* **Collected data entries**

▶

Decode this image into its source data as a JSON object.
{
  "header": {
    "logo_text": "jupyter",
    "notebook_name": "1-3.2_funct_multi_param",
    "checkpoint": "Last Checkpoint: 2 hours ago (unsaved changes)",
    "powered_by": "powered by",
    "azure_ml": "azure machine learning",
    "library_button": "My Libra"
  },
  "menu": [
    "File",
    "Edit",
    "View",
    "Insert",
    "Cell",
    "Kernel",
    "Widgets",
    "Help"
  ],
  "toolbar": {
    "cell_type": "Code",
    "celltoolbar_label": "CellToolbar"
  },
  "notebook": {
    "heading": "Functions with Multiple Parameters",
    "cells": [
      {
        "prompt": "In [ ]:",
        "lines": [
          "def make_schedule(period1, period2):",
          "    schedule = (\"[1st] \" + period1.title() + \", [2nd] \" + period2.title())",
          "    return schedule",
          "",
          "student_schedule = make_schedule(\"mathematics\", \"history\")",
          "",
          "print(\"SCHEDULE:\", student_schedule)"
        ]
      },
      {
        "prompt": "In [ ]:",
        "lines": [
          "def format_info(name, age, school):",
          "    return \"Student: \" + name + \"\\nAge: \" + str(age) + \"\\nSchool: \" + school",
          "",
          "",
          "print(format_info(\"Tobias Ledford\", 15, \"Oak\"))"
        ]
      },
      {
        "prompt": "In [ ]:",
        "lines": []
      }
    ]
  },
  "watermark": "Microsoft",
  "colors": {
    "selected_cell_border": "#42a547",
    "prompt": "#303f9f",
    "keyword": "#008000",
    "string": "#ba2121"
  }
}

◀

* **YOUR GOAL**
Please output the entire listing exactly as it stands.

* **IN RESPONSE**
Decode this image into its source data as a JSON object.
{
  "header": {
    "logo_text": "jupyter",
    "notebook_name": "1-3.2_funct_multi_param",
    "checkpoint": "Last Checkpoint: 2 hours ago (unsaved changes)",
    "powered_by": "powered by",
    "azure_ml": "azure machine learning",
    "library_button": "My Libra"
  },
  "menu": [
    "File",
    "Edit",
    "View",
    "Insert",
    "Cell",
    "Kernel",
    "Widgets",
    "Help"
  ],
  "toolbar": {
    "cell_type": "Code",
    "celltoolbar_label": "CellToolbar"
  },
  "notebook": {
    "heading": "Functions with Multiple Parameters",
    "cells": [
      {
        "prompt": "In [ ]:",
        "lines": [
          "def make_schedule(period1, period2):",
          "    schedule = (\"[1st] \" + period1.title() + \", [2nd] \" + period2.title())",
          "    return schedule",
          "",
          "student_schedule = make_schedule(\"mathematics\", \"history\")",
          "",
          "print(\"SCHEDULE:\", student_schedule)"
        ]
      },
      {
        "prompt": "In [ ]:",
        "lines": [
          "def format_info(name, age, school):",
          "    return \"Student: \" + name + \"\\nAge: \" + str(age) + \"\\nSchool: \" + school",
          "",
          "",
          "print(format_info(\"Tobias Ledford\", 15, \"Oak\"))"
        ]
      },
      {
        "prompt": "In [ ]:",
        "lines": []
      }
    ]
  },
  "watermark": "Microsoft",
  "colors": {
    "selected_cell_border": "#42a547",
    "prompt": "#303f9f",
    "keyword": "#008000",
    "string": "#ba2121"
  }
}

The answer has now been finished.